* **PROMPT**
All of the entries must be reproduced exactly, with no images carried over.

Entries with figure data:
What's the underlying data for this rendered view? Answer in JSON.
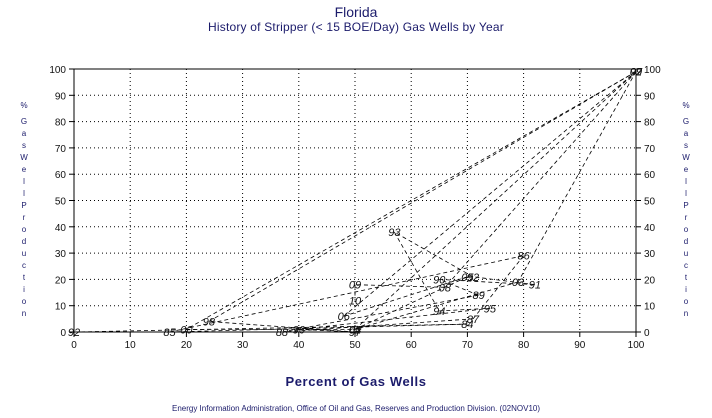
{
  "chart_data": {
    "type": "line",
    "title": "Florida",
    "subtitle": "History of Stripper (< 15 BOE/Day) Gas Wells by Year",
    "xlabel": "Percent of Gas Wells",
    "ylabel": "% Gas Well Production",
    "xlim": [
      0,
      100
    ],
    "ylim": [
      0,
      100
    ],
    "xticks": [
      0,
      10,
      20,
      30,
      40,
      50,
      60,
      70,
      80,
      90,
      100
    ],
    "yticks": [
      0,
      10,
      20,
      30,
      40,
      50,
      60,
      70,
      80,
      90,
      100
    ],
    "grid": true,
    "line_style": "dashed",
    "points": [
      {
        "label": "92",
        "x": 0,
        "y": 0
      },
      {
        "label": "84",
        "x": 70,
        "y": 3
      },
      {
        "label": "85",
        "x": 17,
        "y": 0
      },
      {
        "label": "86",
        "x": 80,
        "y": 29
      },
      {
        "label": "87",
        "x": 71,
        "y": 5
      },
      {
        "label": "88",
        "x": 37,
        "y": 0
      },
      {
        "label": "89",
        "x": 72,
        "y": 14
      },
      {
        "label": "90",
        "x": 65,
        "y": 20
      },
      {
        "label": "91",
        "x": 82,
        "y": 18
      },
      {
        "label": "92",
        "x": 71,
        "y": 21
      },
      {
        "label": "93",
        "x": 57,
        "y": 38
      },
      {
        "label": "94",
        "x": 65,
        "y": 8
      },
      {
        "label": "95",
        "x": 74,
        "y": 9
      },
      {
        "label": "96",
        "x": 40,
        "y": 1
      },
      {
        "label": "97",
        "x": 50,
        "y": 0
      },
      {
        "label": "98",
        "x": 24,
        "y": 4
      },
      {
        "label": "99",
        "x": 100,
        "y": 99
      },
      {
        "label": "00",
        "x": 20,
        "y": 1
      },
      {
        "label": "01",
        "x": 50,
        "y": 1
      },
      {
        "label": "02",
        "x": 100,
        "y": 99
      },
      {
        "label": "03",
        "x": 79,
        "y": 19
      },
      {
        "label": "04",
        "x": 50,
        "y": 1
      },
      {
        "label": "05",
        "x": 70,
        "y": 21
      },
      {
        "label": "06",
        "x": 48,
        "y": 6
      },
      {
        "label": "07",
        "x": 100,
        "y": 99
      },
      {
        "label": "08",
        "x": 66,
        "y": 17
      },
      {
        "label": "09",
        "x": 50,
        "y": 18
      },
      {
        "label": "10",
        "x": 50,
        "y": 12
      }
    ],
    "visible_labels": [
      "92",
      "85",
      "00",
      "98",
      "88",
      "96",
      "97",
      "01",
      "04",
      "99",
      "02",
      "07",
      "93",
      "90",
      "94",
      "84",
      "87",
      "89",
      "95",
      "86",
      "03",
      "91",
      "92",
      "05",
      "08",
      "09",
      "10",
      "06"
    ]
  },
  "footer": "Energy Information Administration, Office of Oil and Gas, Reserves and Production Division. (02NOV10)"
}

* **OUTPUT OF THE EXERCISE**
What's the underlying data for this rendered view? Answer in JSON.
{
  "chart_data": {
    "type": "line",
    "title": "Florida",
    "subtitle": "History of Stripper (< 15 BOE/Day) Gas Wells by Year",
    "xlabel": "Percent of Gas Wells",
    "ylabel": "% Gas Well Production",
    "xlim": [
      0,
      100
    ],
    "ylim": [
      0,
      100
    ],
    "xticks": [
      0,
      10,
      20,
      30,
      40,
      50,
      60,
      70,
      80,
      90,
      100
    ],
    "yticks": [
      0,
      10,
      20,
      30,
      40,
      50,
      60,
      70,
      80,
      90,
      100
    ],
    "grid": true,
    "line_style": "dashed",
    "points": [
      {
        "label": "92",
        "x": 0,
        "y": 0
      },
      {
        "label": "84",
        "x": 70,
        "y": 3
      },
      {
        "label": "85",
        "x": 17,
        "y": 0
      },
      {
        "label": "86",
        "x": 80,
        "y": 29
      },
      {
        "label": "87",
        "x": 71,
        "y": 5
      },
      {
        "label": "88",
        "x": 37,
        "y": 0
      },
      {
        "label": "89",
        "x": 72,
        "y": 14
      },
      {
        "label": "90",
        "x": 65,
        "y": 20
      },
      {
        "label": "91",
        "x": 82,
        "y": 18
      },
      {
        "label": "92",
        "x": 71,
        "y": 21
      },
      {
        "label": "93",
        "x": 57,
        "y": 38
      },
      {
        "label": "94",
        "x": 65,
        "y": 8
      },
      {
        "label": "95",
        "x": 74,
        "y": 9
      },
      {
        "label": "96",
        "x": 40,
        "y": 1
      },
      {
        "label": "97",
        "x": 50,
        "y": 0
      },
      {
        "label": "98",
        "x": 24,
        "y": 4
      },
      {
        "label": "99",
        "x": 100,
        "y": 99
      },
      {
        "label": "00",
        "x": 20,
        "y": 1
      },
      {
        "label": "01",
        "x": 50,
        "y": 1
      },
      {
        "label": "02",
        "x": 100,
        "y": 99
      },
      {
        "label": "03",
        "x": 79,
        "y": 19
      },
      {
        "label": "04",
        "x": 50,
        "y": 1
      },
      {
        "label": "05",
        "x": 70,
        "y": 21
      },
      {
        "label": "06",
        "x": 48,
        "y": 6
      },
      {
        "label": "07",
        "x": 100,
        "y": 99
      },
      {
        "label": "08",
        "x": 66,
        "y": 17
      },
      {
        "label": "09",
        "x": 50,
        "y": 18
      },
      {
        "label": "10",
        "x": 50,
        "y": 12
      }
    ],
    "visible_labels": [
      "92",
      "85",
      "00",
      "98",
      "88",
      "96",
      "97",
      "01",
      "04",
      "99",
      "02",
      "07",
      "93",
      "90",
      "94",
      "84",
      "87",
      "89",
      "95",
      "86",
      "03",
      "91",
      "92",
      "05",
      "08",
      "09",
      "10",
      "06"
    ]
  },
  "footer": "Energy Information Administration, Office of Oil and Gas, Reserves and Production Division. (02NOV10)"
}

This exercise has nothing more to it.